* [Directions]: Extract the lines that carry the string "only" from the listing.

* [Provided data]:
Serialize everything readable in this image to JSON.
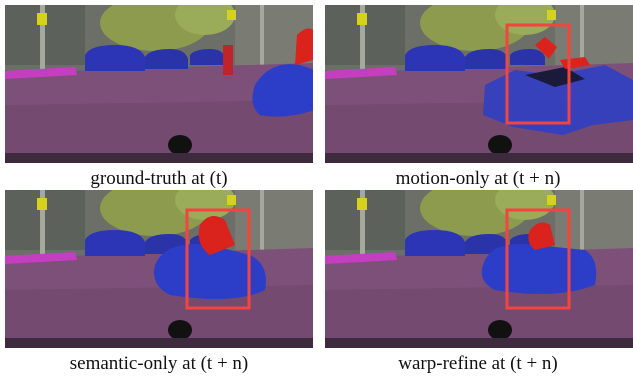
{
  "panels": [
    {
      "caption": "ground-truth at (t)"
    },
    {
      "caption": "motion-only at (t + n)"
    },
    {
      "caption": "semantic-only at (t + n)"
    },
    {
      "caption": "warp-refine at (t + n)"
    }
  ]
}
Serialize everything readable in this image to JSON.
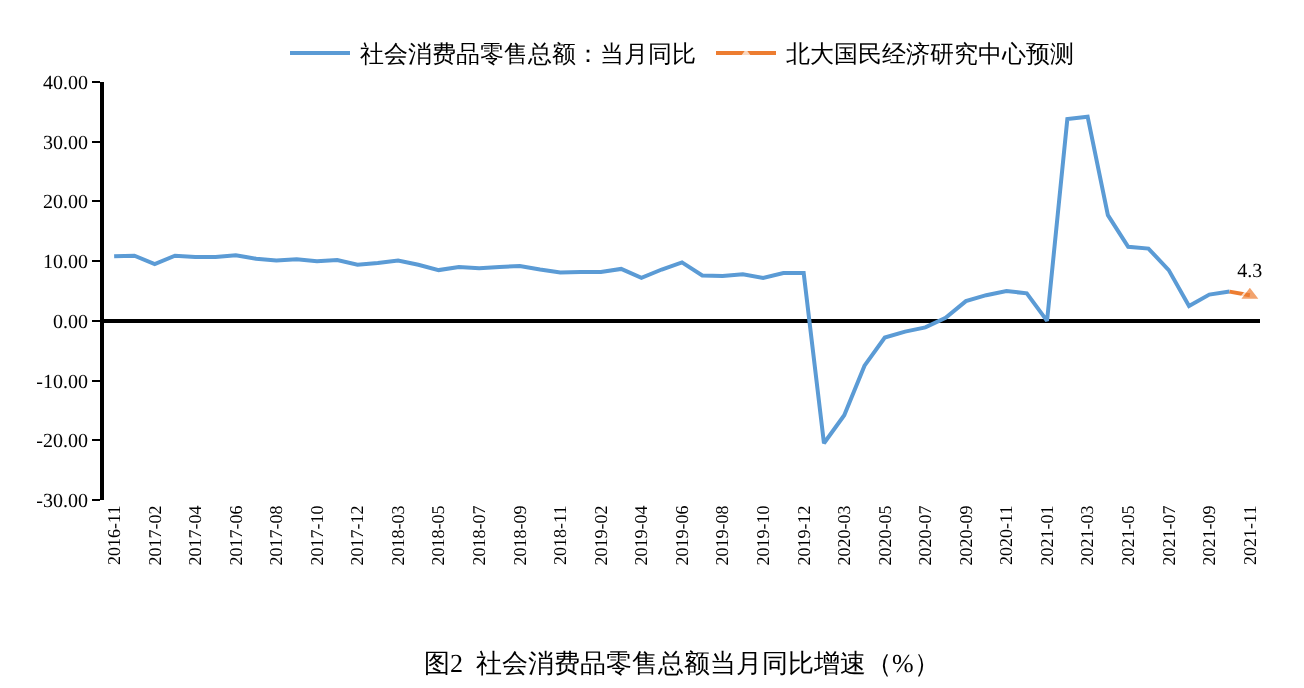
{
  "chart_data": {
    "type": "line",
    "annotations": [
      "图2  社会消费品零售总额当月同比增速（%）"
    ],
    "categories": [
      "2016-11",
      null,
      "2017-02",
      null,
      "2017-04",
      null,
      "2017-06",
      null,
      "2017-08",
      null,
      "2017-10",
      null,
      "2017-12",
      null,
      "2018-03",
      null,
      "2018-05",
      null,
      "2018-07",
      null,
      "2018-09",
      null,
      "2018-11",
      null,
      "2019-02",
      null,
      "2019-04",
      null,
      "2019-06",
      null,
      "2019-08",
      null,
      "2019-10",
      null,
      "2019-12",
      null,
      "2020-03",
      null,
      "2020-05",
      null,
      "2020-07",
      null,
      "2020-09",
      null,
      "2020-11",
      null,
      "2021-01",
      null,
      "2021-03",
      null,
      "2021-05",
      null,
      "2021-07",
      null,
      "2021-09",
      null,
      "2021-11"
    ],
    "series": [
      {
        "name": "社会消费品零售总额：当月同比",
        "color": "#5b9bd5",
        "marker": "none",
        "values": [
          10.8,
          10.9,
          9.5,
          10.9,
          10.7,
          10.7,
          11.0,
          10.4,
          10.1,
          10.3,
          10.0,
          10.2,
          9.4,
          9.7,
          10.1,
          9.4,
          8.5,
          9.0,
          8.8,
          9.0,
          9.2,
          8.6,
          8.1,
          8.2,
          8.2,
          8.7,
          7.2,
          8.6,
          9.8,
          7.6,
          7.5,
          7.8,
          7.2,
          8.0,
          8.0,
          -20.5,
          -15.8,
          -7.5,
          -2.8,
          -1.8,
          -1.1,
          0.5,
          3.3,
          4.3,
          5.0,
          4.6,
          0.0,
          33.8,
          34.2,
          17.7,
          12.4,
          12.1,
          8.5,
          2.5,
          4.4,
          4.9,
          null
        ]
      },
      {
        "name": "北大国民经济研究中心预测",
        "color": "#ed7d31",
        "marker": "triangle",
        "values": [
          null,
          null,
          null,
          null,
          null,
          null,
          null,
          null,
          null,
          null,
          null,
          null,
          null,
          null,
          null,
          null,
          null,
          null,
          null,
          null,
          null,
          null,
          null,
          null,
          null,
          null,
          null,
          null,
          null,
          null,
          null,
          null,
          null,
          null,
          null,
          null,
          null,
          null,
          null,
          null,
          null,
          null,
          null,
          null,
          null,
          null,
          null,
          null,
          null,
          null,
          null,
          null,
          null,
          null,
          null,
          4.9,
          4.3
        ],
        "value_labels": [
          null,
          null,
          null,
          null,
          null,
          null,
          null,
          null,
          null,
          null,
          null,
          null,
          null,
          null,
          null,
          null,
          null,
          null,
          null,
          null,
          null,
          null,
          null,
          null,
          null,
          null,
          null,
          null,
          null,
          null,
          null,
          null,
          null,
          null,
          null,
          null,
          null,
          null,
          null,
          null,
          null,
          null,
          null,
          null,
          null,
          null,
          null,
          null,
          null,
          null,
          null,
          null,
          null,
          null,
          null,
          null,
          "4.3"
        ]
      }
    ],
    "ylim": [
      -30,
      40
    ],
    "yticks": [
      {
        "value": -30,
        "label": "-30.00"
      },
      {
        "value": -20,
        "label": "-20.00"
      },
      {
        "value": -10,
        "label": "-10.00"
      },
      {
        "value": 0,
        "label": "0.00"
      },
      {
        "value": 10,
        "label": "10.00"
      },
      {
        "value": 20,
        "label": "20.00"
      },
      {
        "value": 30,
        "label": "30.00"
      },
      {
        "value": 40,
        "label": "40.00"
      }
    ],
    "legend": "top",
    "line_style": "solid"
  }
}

* [Output for this exercise]:
      "caption": "motion-only at (t + n)"
      "caption": "semantic-only at (t + n)"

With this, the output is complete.